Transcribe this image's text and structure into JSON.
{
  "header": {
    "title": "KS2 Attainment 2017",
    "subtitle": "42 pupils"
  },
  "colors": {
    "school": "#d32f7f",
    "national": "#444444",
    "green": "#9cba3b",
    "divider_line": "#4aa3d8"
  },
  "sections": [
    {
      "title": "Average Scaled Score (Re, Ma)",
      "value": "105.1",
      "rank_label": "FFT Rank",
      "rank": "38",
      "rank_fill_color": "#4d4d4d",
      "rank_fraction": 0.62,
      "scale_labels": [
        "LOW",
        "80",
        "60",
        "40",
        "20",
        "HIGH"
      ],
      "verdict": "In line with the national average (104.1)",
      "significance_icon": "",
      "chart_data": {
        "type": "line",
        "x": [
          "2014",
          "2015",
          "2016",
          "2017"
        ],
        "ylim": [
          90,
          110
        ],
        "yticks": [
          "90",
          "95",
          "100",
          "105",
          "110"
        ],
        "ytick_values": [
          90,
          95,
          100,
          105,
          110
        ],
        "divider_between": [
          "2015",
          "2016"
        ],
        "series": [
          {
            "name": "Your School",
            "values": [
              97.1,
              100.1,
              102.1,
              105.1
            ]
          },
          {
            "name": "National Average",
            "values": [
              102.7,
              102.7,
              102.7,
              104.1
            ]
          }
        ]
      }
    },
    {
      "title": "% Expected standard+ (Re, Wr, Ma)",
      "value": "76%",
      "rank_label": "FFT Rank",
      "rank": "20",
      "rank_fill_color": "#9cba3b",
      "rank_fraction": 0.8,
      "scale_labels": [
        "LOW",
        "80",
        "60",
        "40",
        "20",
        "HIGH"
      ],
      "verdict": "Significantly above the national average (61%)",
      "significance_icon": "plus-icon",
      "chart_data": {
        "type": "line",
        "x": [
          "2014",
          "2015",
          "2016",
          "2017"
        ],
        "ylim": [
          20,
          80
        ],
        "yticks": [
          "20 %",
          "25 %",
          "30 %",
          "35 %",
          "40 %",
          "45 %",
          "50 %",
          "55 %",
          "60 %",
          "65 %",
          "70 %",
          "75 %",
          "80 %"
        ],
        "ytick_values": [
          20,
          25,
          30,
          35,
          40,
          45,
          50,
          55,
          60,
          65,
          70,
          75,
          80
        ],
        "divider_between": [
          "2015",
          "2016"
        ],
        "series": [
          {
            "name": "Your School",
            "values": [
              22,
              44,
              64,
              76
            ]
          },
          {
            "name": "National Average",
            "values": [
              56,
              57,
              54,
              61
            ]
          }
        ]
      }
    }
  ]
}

--------------------------------------------------

_Work instructions_
Repeat every entry exactly, please.

_Exercise answer_
Transcribe this image's text and structure into JSON.
{
  "header": {
    "title": "KS2 Attainment 2017",
    "subtitle": "42 pupils"
  },
  "colors": {
    "school": "#d32f7f",
    "national": "#444444",
    "green": "#9cba3b",
    "divider_line": "#4aa3d8"
  },
  "sections": [
    {
      "title": "Average Scaled Score (Re, Ma)",
      "value": "105.1",
      "rank_label": "FFT Rank",
      "rank": "38",
      "rank_fill_color": "#4d4d4d",
      "rank_fraction": 0.62,
      "scale_labels": [
        "LOW",
        "80",
        "60",
        "40",
        "20",
        "HIGH"
      ],
      "verdict": "In line with the national average (104.1)",
      "significance_icon": "",
      "chart_data": {
        "type": "line",
        "x": [
          "2014",
          "2015",
          "2016",
          "2017"
        ],
        "ylim": [
          90,
          110
        ],
        "yticks": [
          "90",
          "95",
          "100",
          "105",
          "110"
        ],
        "ytick_values": [
          90,
          95,
          100,
          105,
          110
        ],
        "divider_between": [
          "2015",
          "2016"
        ],
        "series": [
          {
            "name": "Your School",
            "values": [
              97.1,
              100.1,
              102.1,
              105.1
            ]
          },
          {
            "name": "National Average",
            "values": [
              102.7,
              102.7,
              102.7,
              104.1
            ]
          }
        ]
      }
    },
    {
      "title": "% Expected standard+ (Re, Wr, Ma)",
      "value": "76%",
      "rank_label": "FFT Rank",
      "rank": "20",
      "rank_fill_color": "#9cba3b",
      "rank_fraction": 0.8,
      "scale_labels": [
        "LOW",
        "80",
        "60",
        "40",
        "20",
        "HIGH"
      ],
      "verdict": "Significantly above the national average (61%)",
      "significance_icon": "plus-icon",
      "chart_data": {
        "type": "line",
        "x": [
          "2014",
          "2015",
          "2016",
          "2017"
        ],
        "ylim": [
          20,
          80
        ],
        "yticks": [
          "20 %",
          "25 %",
          "30 %",
          "35 %",
          "40 %",
          "45 %",
          "50 %",
          "55 %",
          "60 %",
          "65 %",
          "70 %",
          "75 %",
          "80 %"
        ],
        "ytick_values": [
          20,
          25,
          30,
          35,
          40,
          45,
          50,
          55,
          60,
          65,
          70,
          75,
          80
        ],
        "divider_between": [
          "2015",
          "2016"
        ],
        "series": [
          {
            "name": "Your School",
            "values": [
              22,
              44,
              64,
              76
            ]
          },
          {
            "name": "National Average",
            "values": [
              56,
              57,
              54,
              61
            ]
          }
        ]
      }
    }
  ]
}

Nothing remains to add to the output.